[Layout dataset records]
··········

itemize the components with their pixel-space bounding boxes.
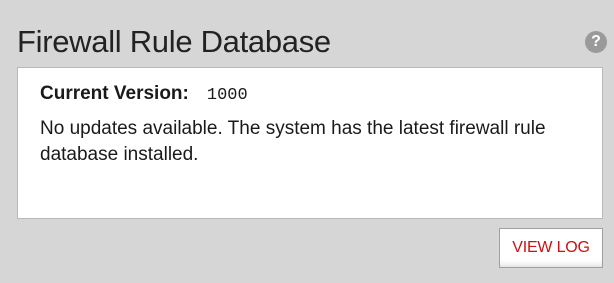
help-icon[interactable]: ? bbox=[585, 31, 607, 53]
current-version-label: Current Version: bbox=[40, 83, 189, 104]
update-status-message: No updates available. The system has the… bbox=[40, 118, 546, 165]
current-version-value: 1000 bbox=[206, 86, 248, 105]
firewall-rule-database-panel: Firewall Rule Database ? Current Version… bbox=[0, 0, 614, 283]
view-log-button[interactable]: VIEW LOG bbox=[499, 228, 603, 268]
version-row: Current Version: 1000 bbox=[40, 81, 248, 109]
panel-title: Firewall Rule Database bbox=[17, 24, 331, 59]
version-info-box: Current Version: 1000 No updates availabl… bbox=[17, 67, 603, 219]
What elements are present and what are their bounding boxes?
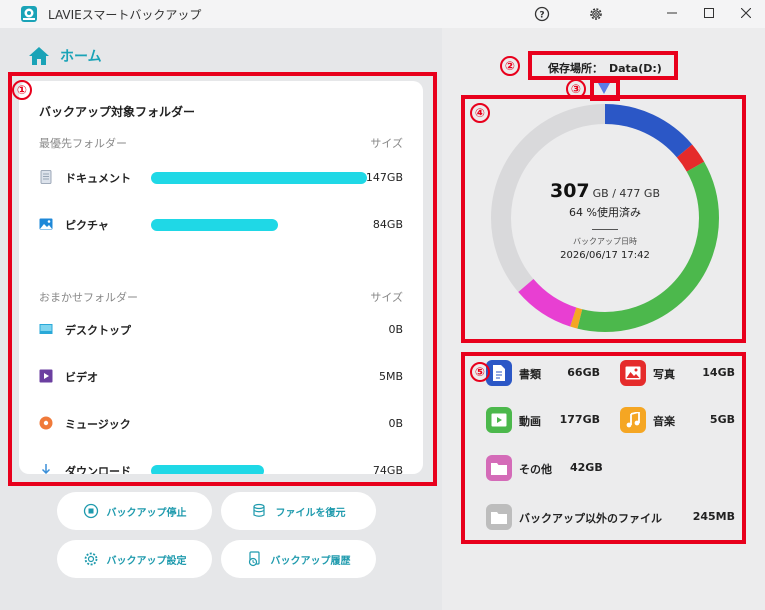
stop-backup-button[interactable]: バックアップ停止 xyxy=(57,492,212,530)
history-icon xyxy=(248,551,260,567)
annotation-box-1 xyxy=(8,72,437,486)
settings-button[interactable] xyxy=(586,4,606,24)
gear-icon xyxy=(590,8,602,20)
restore-files-button[interactable]: ファイルを復元 xyxy=(221,492,376,530)
stop-icon xyxy=(83,503,98,519)
minimize-icon xyxy=(667,12,677,14)
annotation-number-4: ④ xyxy=(470,103,490,123)
annotation-box-2 xyxy=(528,51,678,80)
stop-backup-label: バックアップ停止 xyxy=(106,507,187,519)
help-icon: ? xyxy=(534,6,550,22)
restore-files-label: ファイルを復元 xyxy=(275,507,346,519)
backup-history-label: バックアップ履歴 xyxy=(270,555,351,567)
title-bar: LAVIEスマートバックアップ ? xyxy=(0,0,765,28)
backup-history-button[interactable]: バックアップ履歴 xyxy=(221,540,376,578)
minimize-button[interactable] xyxy=(657,2,687,24)
home-label: ホーム xyxy=(60,49,102,65)
annotation-number-2: ② xyxy=(500,56,520,76)
annotation-box-4 xyxy=(461,95,746,343)
gear-icon xyxy=(84,552,97,566)
help-button[interactable]: ? xyxy=(532,4,552,24)
annotation-box-5 xyxy=(461,352,746,544)
database-restore-icon xyxy=(252,503,265,517)
maximize-button[interactable] xyxy=(694,2,724,24)
app-title: LAVIEスマートバックアップ xyxy=(48,8,202,22)
annotation-number-5: ⑤ xyxy=(470,362,490,382)
close-icon xyxy=(741,8,751,18)
home-nav[interactable]: ホーム xyxy=(28,46,102,66)
home-icon xyxy=(29,47,49,65)
backup-settings-button[interactable]: バックアップ設定 xyxy=(57,540,212,578)
maximize-icon xyxy=(704,8,714,18)
svg-text:?: ? xyxy=(539,11,544,21)
close-button[interactable] xyxy=(731,2,761,24)
backup-settings-label: バックアップ設定 xyxy=(106,555,187,567)
annotation-number-1: ① xyxy=(12,80,32,100)
app-logo-icon xyxy=(21,6,37,22)
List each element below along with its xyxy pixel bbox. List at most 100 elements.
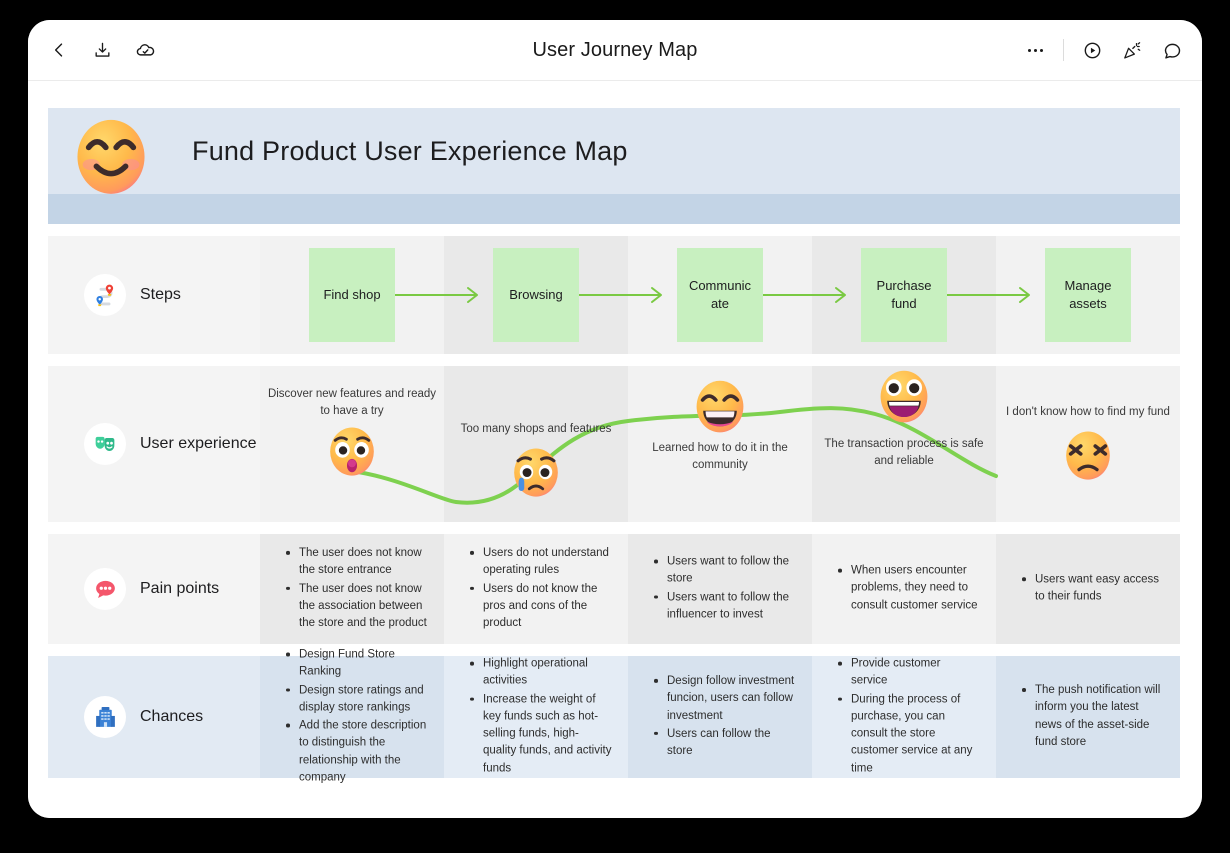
pain-points-column: When users encounter problems, they need…	[812, 534, 996, 644]
step-box[interactable]: Manage assets	[1045, 248, 1131, 342]
ux-caption: Discover new features and ready to have …	[267, 388, 437, 417]
ux-caption: The transaction process is safe and reli…	[824, 438, 984, 467]
ux-node[interactable]: I don't know how to find my fund	[998, 404, 1178, 483]
banner-title: Fund Product User Experience Map	[192, 135, 628, 166]
bullet-item[interactable]: Add the store description to distinguish…	[286, 718, 428, 787]
steps-column: Find shop	[260, 236, 444, 354]
chances-column: Design follow investment funcion, users …	[628, 656, 812, 778]
bullet-item[interactable]: Users want easy access to their funds	[1022, 571, 1164, 606]
bullet-item[interactable]: Users want to follow the store	[654, 554, 796, 589]
chances-column: Design Fund Store Ranking Design store ra…	[260, 649, 444, 783]
ux-node[interactable]: Discover new features and ready to have …	[262, 386, 442, 479]
bullet-list: Design Fund Store Ranking Design store ra…	[286, 647, 428, 787]
comment-icon[interactable]	[1160, 38, 1184, 62]
bullet-item[interactable]: Highlight operational activities	[470, 656, 612, 691]
row-label-user-experience: User experience	[48, 366, 260, 522]
steps-columns: Find shop Browsing Communic ate Purchase…	[260, 236, 1180, 354]
ux-caption: Learned how to do it in the community	[652, 442, 788, 471]
ux-column: Discover new features and ready to have …	[260, 366, 444, 522]
bullet-list: Users do not understand operating rules U…	[470, 545, 612, 632]
row-label-chances: Chances	[48, 656, 260, 778]
theater-masks-icon	[84, 423, 126, 465]
speech-bubble-icon	[84, 568, 126, 610]
bullet-item[interactable]: Increase the weight of key funds such as…	[470, 691, 612, 777]
row-label-text: Steps	[140, 286, 181, 303]
ux-node[interactable]: Learned how to do it in the community	[630, 376, 810, 473]
pain-points-column: Users want to follow the store Users want…	[628, 534, 812, 644]
bullet-item[interactable]: When users encounter problems, they need…	[838, 563, 980, 615]
chances-column: The push notification will inform you th…	[996, 656, 1180, 778]
cloud-synced-icon[interactable]	[133, 38, 157, 62]
app-window: User Journey Map Fund Product User Exper…	[28, 20, 1202, 818]
bullet-item[interactable]: During the process of purchase, you can …	[838, 691, 980, 777]
download-icon[interactable]	[90, 38, 114, 62]
ux-columns: Discover new features and ready to have …	[260, 366, 1180, 522]
journey-map-board: Fund Product User Experience Map Steps F…	[48, 108, 1180, 783]
bullet-list: Provide customer service During the proce…	[838, 656, 980, 778]
bullet-item[interactable]: The user does not know the association b…	[286, 580, 428, 632]
ux-caption: I don't know how to find my fund	[1006, 406, 1170, 418]
row-pain-points: Pain points The user does not know the s…	[48, 534, 1180, 644]
steps-column: Browsing	[444, 236, 628, 354]
step-box[interactable]: Find shop	[309, 248, 395, 342]
crying-face-emoji	[514, 448, 558, 497]
step-box[interactable]: Purchase fund	[861, 248, 947, 342]
pain-points-column: Users do not understand operating rules U…	[444, 534, 628, 644]
bullet-list: Design follow investment funcion, users …	[654, 673, 796, 760]
row-label-text: User experience	[140, 435, 257, 452]
steps-column: Purchase fund	[812, 236, 996, 354]
bullet-item[interactable]: Users do not know the pros and cons of t…	[470, 580, 612, 632]
titlebar-left-actions	[28, 38, 157, 62]
back-chevron-icon[interactable]	[47, 38, 71, 62]
ux-column: The transaction process is safe and reli…	[812, 366, 996, 522]
bullet-list: Users want easy access to their funds	[1022, 571, 1164, 606]
row-user-experience: User experience Discover new features an…	[48, 366, 1180, 522]
route-map-icon	[84, 274, 126, 316]
step-box[interactable]: Browsing	[493, 248, 579, 342]
bullet-item[interactable]: Provide customer service	[838, 656, 980, 691]
grinning-squinting-face-emoji	[696, 380, 744, 433]
bullet-list: Highlight operational activities Increase…	[470, 656, 612, 778]
pain-points-column: Users want easy access to their funds	[996, 534, 1180, 644]
present-icon[interactable]	[1080, 38, 1104, 62]
celebrate-icon[interactable]	[1120, 38, 1144, 62]
chances-column: Provide customer service During the proce…	[812, 656, 996, 778]
toolbar-divider	[1063, 39, 1064, 61]
titlebar-right-actions	[1023, 20, 1184, 80]
more-options-icon[interactable]	[1023, 38, 1047, 62]
row-label-pain-points: Pain points	[48, 534, 260, 644]
bullet-item[interactable]: Design follow investment funcion, users …	[654, 673, 796, 725]
ux-node[interactable]: The transaction process is safe and reli…	[814, 366, 994, 469]
ux-column: Learned how to do it in the community	[628, 366, 812, 522]
steps-column: Manage assets	[996, 236, 1180, 354]
bullet-list: The push notification will inform you th…	[1022, 682, 1164, 751]
bullet-list: When users encounter problems, they need…	[838, 563, 980, 615]
row-label-text: Pain points	[140, 580, 220, 597]
ux-column: Too many shops and features	[444, 366, 628, 522]
bullet-list: Users want to follow the store Users want…	[654, 554, 796, 624]
titlebar: User Journey Map	[28, 20, 1202, 81]
row-chances: Chances Design Fund Store Ranking Design …	[48, 649, 1180, 783]
bullet-item[interactable]: Users do not understand operating rules	[470, 545, 612, 580]
chances-columns: Design Fund Store Ranking Design store ra…	[260, 649, 1180, 783]
ux-node[interactable]: Too many shops and features	[446, 421, 626, 500]
bullet-item[interactable]: The push notification will inform you th…	[1022, 682, 1164, 751]
pain-points-column: The user does not know the store entranc…	[260, 534, 444, 644]
pain-points-columns: The user does not know the store entranc…	[260, 534, 1180, 644]
office-building-icon	[84, 696, 126, 738]
chances-column: Highlight operational activities Increase…	[444, 656, 628, 778]
row-steps: Steps Find shop Browsing Communic ate Pu…	[48, 236, 1180, 354]
smiling-face-with-smiling-eyes-emoji	[77, 119, 145, 194]
row-label-text: Chances	[140, 708, 204, 725]
step-box[interactable]: Communic ate	[677, 248, 763, 342]
bullet-item[interactable]: Design Fund Store Ranking	[286, 647, 428, 682]
bullet-list: The user does not know the store entranc…	[286, 545, 428, 632]
ux-caption: Too many shops and features	[460, 423, 612, 435]
bullet-item[interactable]: The user does not know the store entranc…	[286, 545, 428, 580]
face-with-open-mouth-emoji	[330, 427, 374, 476]
bullet-item[interactable]: Users want to follow the influencer to i…	[654, 589, 796, 624]
bullet-item[interactable]: Design store ratings and display store r…	[286, 682, 428, 717]
grinning-face-with-big-eyes-emoji	[880, 370, 928, 423]
bullet-item[interactable]: Users can follow the store	[654, 726, 796, 761]
ux-column: I don't know how to find my fund	[996, 366, 1180, 522]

··········

What the exercise asks: List every line of the listing above that contains the word "follow".

The output:
chances-column: Design follow investment funcion, users …	[628, 656, 812, 778]
bullet-item[interactable]: Users want to follow the store	[654, 554, 796, 589]
pain-points-column: Users want to follow the store Users want…	[628, 534, 812, 644]
bullet-list: Design follow investment funcion, users …	[654, 673, 796, 760]
bullet-item[interactable]: Design follow investment funcion, users …	[654, 673, 796, 725]
bullet-list: Users want to follow the store Users want…	[654, 554, 796, 624]
bullet-item[interactable]: Users want to follow the influencer to i…	[654, 589, 796, 624]
bullet-item[interactable]: Users can follow the store	[654, 726, 796, 761]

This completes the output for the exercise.